## GOAL OF THE EXERCISE
Find how many lines contain the word "xlabel" and state that number alone.
Start DATASET EXCERPTS
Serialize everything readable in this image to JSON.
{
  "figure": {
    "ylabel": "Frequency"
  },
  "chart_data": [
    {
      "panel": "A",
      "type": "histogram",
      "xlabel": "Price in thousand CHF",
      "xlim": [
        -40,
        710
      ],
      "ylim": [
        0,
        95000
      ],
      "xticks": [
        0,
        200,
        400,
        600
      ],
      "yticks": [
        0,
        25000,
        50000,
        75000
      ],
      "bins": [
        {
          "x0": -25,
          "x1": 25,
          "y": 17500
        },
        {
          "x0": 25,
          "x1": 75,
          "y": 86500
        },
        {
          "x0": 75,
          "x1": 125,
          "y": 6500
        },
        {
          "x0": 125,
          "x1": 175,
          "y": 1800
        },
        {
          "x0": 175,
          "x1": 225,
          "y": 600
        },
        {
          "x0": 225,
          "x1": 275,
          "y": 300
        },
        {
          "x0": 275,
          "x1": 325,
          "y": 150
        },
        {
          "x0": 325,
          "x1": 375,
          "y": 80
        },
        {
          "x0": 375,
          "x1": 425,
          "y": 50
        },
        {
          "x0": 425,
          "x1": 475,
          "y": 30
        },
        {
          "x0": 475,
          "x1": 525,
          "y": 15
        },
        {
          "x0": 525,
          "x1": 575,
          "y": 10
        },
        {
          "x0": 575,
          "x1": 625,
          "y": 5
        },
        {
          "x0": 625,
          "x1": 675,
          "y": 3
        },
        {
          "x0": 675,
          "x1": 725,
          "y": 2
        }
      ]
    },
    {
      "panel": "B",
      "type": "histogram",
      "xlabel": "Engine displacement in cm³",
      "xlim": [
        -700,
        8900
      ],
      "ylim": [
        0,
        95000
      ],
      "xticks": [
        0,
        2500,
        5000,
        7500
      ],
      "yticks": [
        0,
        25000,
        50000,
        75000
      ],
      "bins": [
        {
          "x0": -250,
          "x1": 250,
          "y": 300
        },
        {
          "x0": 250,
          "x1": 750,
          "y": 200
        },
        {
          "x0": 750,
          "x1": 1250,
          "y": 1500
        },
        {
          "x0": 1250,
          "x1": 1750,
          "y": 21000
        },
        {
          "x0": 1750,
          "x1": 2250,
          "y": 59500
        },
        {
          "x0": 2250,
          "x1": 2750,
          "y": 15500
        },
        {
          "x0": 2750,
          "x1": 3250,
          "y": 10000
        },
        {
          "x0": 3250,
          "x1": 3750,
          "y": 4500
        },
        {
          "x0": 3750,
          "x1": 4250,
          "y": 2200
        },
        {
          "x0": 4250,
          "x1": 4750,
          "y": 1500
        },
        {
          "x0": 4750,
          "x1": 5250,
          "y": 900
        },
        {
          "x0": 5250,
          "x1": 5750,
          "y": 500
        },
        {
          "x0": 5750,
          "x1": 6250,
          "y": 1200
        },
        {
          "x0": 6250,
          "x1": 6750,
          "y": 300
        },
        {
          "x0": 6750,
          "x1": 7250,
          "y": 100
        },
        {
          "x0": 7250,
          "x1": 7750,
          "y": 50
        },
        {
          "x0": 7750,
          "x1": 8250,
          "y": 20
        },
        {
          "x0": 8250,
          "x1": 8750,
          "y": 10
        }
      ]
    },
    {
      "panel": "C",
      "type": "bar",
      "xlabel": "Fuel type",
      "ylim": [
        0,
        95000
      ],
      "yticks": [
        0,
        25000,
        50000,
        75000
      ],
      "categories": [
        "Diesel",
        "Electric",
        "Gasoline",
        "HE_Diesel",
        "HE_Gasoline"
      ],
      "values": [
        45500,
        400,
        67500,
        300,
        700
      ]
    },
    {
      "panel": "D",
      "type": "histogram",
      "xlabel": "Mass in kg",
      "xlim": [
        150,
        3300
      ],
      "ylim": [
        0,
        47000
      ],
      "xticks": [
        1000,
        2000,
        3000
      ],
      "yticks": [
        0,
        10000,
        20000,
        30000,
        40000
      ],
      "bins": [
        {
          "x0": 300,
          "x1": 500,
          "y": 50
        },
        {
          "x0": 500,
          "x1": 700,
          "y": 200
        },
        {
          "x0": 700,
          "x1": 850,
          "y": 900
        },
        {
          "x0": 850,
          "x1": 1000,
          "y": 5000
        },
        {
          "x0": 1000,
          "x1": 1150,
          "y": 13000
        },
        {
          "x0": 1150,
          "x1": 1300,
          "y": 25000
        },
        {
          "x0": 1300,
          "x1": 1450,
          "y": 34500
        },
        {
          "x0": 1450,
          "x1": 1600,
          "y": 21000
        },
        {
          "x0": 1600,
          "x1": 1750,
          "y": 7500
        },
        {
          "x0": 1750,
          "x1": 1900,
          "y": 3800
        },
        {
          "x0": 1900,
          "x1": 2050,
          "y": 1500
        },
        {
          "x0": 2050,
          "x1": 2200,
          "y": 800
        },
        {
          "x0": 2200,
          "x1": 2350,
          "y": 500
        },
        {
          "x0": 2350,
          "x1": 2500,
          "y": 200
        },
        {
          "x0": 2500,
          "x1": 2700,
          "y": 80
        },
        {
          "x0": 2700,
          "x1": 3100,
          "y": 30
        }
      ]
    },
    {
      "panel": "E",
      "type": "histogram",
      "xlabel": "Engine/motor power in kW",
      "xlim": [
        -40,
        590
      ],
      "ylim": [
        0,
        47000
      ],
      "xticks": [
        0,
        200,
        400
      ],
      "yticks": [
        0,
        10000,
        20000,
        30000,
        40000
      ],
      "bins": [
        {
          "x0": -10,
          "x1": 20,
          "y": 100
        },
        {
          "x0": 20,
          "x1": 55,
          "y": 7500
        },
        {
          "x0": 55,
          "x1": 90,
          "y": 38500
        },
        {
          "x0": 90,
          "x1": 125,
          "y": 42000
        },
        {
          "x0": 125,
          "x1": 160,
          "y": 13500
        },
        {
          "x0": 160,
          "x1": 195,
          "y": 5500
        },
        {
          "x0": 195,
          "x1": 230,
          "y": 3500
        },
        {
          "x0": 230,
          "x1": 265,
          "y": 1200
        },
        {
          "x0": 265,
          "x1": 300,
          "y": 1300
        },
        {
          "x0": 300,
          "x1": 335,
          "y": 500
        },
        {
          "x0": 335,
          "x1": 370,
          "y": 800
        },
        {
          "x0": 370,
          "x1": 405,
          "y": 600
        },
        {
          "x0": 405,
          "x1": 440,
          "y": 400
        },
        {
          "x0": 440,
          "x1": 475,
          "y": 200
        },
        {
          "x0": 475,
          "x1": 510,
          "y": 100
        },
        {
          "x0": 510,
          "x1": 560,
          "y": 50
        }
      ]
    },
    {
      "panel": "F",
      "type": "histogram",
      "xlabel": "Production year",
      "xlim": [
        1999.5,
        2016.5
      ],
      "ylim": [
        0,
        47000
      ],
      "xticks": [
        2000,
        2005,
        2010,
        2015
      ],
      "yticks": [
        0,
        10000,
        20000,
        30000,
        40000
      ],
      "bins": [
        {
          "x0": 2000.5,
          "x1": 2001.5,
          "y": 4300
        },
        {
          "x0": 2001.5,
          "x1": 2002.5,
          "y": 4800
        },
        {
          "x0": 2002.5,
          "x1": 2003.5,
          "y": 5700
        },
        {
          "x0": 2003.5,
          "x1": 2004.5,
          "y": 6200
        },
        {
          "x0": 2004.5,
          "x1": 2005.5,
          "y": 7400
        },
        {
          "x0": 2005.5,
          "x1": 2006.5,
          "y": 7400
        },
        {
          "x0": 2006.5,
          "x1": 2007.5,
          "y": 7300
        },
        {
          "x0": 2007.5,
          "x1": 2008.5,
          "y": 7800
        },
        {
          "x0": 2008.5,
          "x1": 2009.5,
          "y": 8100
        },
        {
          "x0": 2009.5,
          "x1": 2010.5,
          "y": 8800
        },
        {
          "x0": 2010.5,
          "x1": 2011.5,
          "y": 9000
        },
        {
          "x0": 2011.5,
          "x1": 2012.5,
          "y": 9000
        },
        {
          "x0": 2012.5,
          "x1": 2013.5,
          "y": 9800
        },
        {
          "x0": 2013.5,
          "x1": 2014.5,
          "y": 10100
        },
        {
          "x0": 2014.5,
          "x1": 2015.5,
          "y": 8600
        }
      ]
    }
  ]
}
End DATASET EXCERPTS
Start DATASET EXCERPTS
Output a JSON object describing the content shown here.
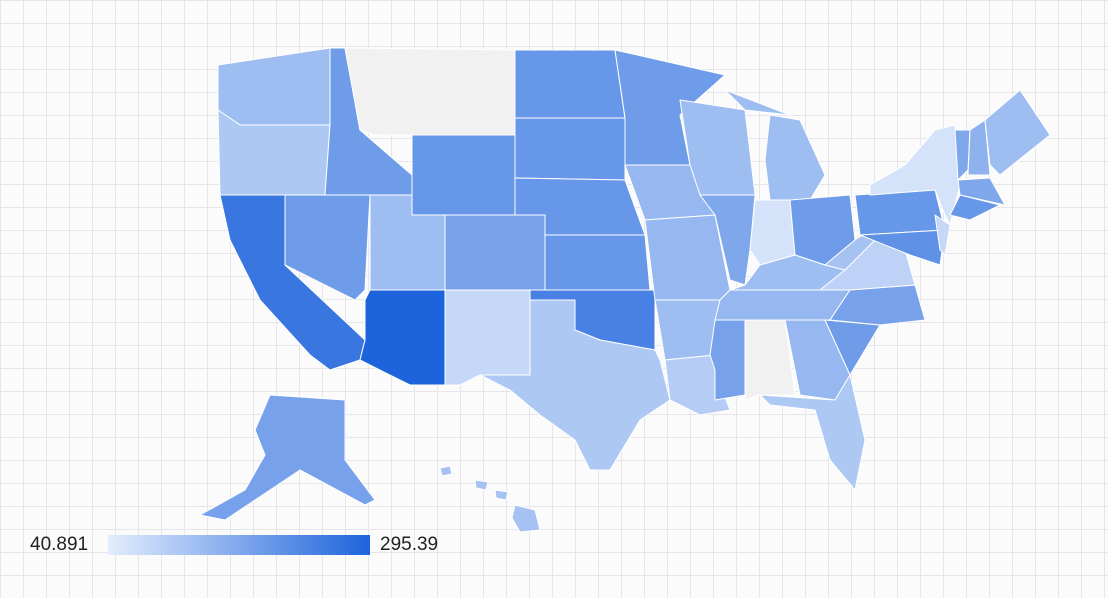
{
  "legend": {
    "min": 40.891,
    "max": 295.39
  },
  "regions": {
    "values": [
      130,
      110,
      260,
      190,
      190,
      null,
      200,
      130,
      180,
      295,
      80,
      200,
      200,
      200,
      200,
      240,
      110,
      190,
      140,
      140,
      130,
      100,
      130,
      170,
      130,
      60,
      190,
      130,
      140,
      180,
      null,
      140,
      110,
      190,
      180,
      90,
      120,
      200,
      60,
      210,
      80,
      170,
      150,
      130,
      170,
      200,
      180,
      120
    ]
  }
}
End DATASET EXCERPTS
## COMPLETED TASK
6